#### Material provided

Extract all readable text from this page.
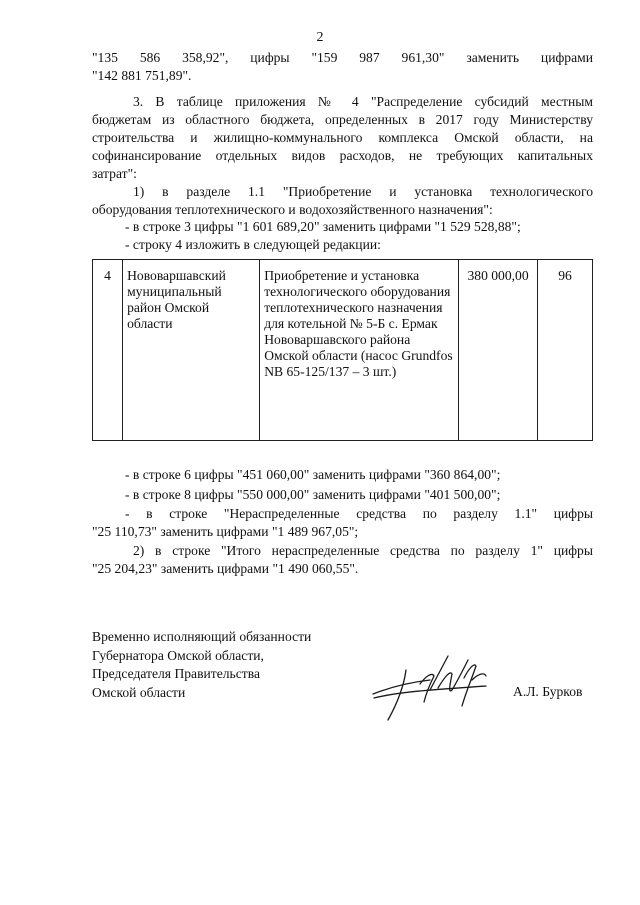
2
"135 586 358,92", цифры "159 987 961,30" заменить цифрами
"142 881 751,89".
3. В таблице приложения № 4 "Распределение субсидий местным
бюджетам из областного бюджета, определенных в 2017 году Министерству
строительства и жилищно-коммунального комплекса Омской области, на
софинансирование отдельных видов расходов, не требующих капитальных
затрат":
1) в разделе 1.1 "Приобретение и установка технологического
оборудования теплотехнического и водохозяйственного назначения":
- в строке 3 цифры "1 601 689,20" заменить цифрами "1 529 528,88";
- строку 4 изложить в следующей редакции:
4	Нововаршавский муниципальный район Омской области	Приобретение и установка технологического оборудования теплотехнического назначения для котельной № 5-Б с. Ермак Нововаршавского района Омской области (насос Grundfos NB 65-125/137 – 3 шт.)	380 000,00	96
- в строке 6 цифры "451 060,00" заменить цифрами "360 864,00";
- в строке 8 цифры "550 000,00" заменить цифрами "401 500,00";
- в строке "Нераспределенные средства по разделу 1.1" цифры
"25 110,73" заменить цифрами "1 489 967,05";
2) в строке "Итого нераспределенные средства по разделу 1" цифры
"25 204,23" заменить цифрами "1 490 060,55".
Временно исполняющий обязанности
Губернатора Омской области,
Председателя Правительства
Омской области	А.Л. Бурков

########

■ **What to work on**: Omit all pictures while transcribing the entries verbatim.

■ **Reply to the task**:
Extract all readable text from this page.
2
"135 586 358,92", цифры "159 987 961,30" заменить цифрами
"142 881 751,89".
3. В таблице приложения № 4 "Распределение субсидий местным
бюджетам из областного бюджета, определенных в 2017 году Министерству
строительства и жилищно-коммунального комплекса Омской области, на
софинансирование отдельных видов расходов, не требующих капитальных
затрат":
1) в разделе 1.1 "Приобретение и установка технологического
оборудования теплотехнического и водохозяйственного назначения":
- в строке 3 цифры "1 601 689,20" заменить цифрами "1 529 528,88";
- строку 4 изложить в следующей редакции:
4	Нововаршавский муниципальный район Омской области	Приобретение и установка технологического оборудования теплотехнического назначения для котельной № 5-Б с. Ермак Нововаршавского района Омской области (насос Grundfos NB 65-125/137 – 3 шт.)	380 000,00	96
- в строке 6 цифры "451 060,00" заменить цифрами "360 864,00";
- в строке 8 цифры "550 000,00" заменить цифрами "401 500,00";
- в строке "Нераспределенные средства по разделу 1.1" цифры
"25 110,73" заменить цифрами "1 489 967,05";
2) в строке "Итого нераспределенные средства по разделу 1" цифры
"25 204,23" заменить цифрами "1 490 060,55".
Временно исполняющий обязанности
Губернатора Омской области,
Председателя Правительства
Омской области	А.Л. Бурков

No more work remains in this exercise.